<<<<
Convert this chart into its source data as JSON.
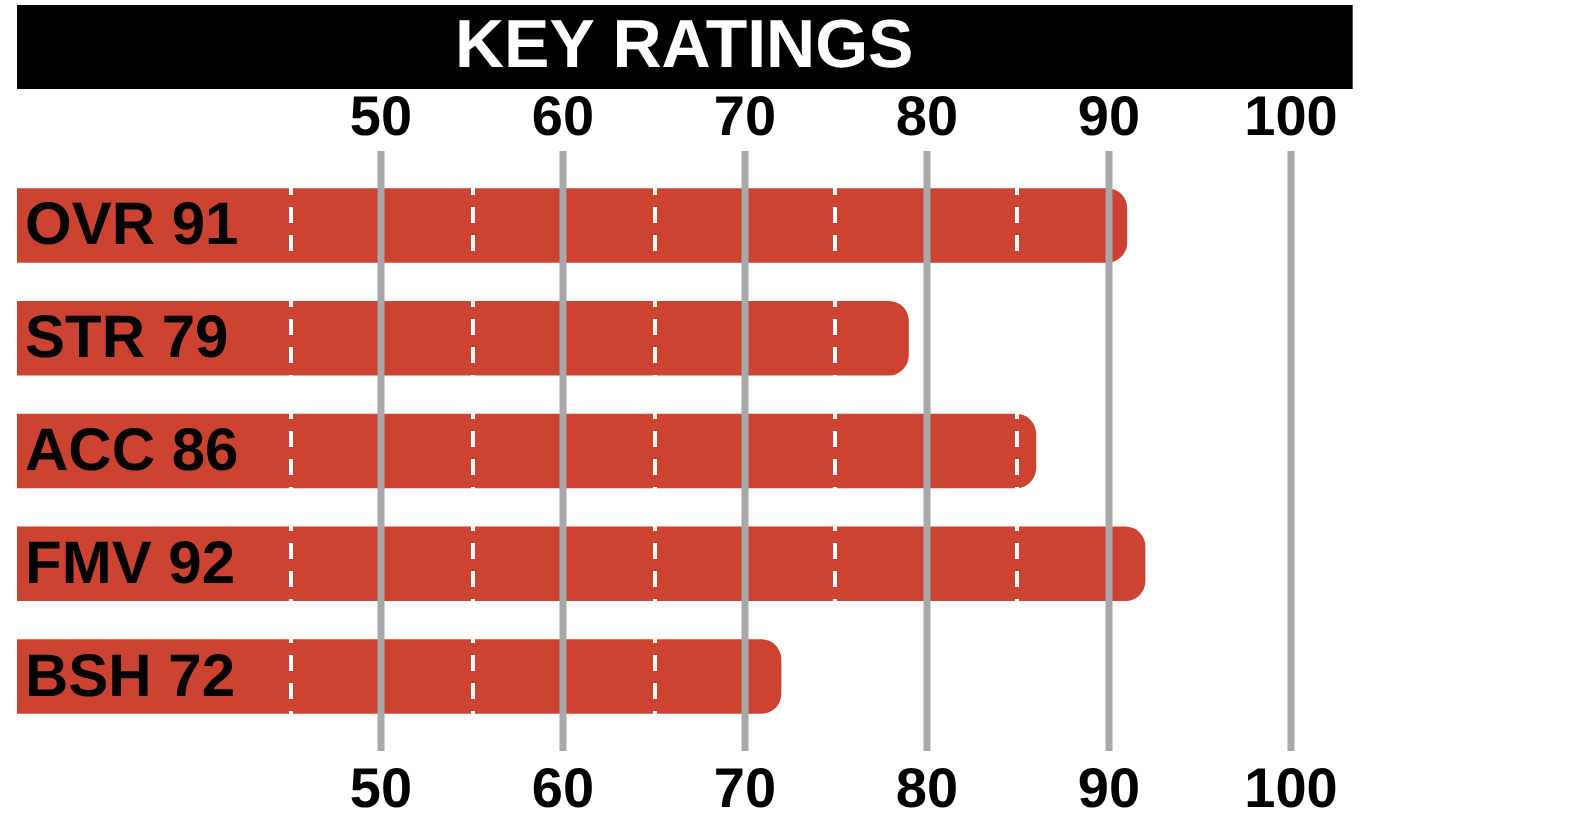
{
  "chart_data": {
    "type": "bar",
    "orientation": "horizontal",
    "title": "KEY RATINGS",
    "categories": [
      "OVR 91",
      "STR 79",
      "ACC 86",
      "FMV 92",
      "BSH 72"
    ],
    "values": [
      91,
      79,
      86,
      92,
      72
    ],
    "color": "#cc4332",
    "xlim": [
      30,
      100
    ],
    "xticks": [
      {
        "value": 45,
        "label": null
      },
      50,
      {
        "value": 55,
        "label": null
      },
      60,
      {
        "value": 65,
        "label": null
      },
      70,
      {
        "value": 75,
        "label": null
      },
      80,
      {
        "value": 85,
        "label": null
      },
      90,
      100
    ],
    "x2lim": [
      30,
      100
    ],
    "x2ticks": [
      50,
      60,
      70,
      80,
      90,
      100
    ],
    "grid": "x"
  }
}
>>>>
Exercise objective: Quote the records above in full, dropping each picture.

Expected answer:
Convert this chart into its source data as JSON.
{
  "chart_data": {
    "type": "bar",
    "orientation": "horizontal",
    "title": "KEY RATINGS",
    "categories": [
      "OVR 91",
      "STR 79",
      "ACC 86",
      "FMV 92",
      "BSH 72"
    ],
    "values": [
      91,
      79,
      86,
      92,
      72
    ],
    "color": "#cc4332",
    "xlim": [
      30,
      100
    ],
    "xticks": [
      {
        "value": 45,
        "label": null
      },
      50,
      {
        "value": 55,
        "label": null
      },
      60,
      {
        "value": 65,
        "label": null
      },
      70,
      {
        "value": 75,
        "label": null
      },
      80,
      {
        "value": 85,
        "label": null
      },
      90,
      100
    ],
    "x2lim": [
      30,
      100
    ],
    "x2ticks": [
      50,
      60,
      70,
      80,
      90,
      100
    ],
    "grid": "x"
  }
}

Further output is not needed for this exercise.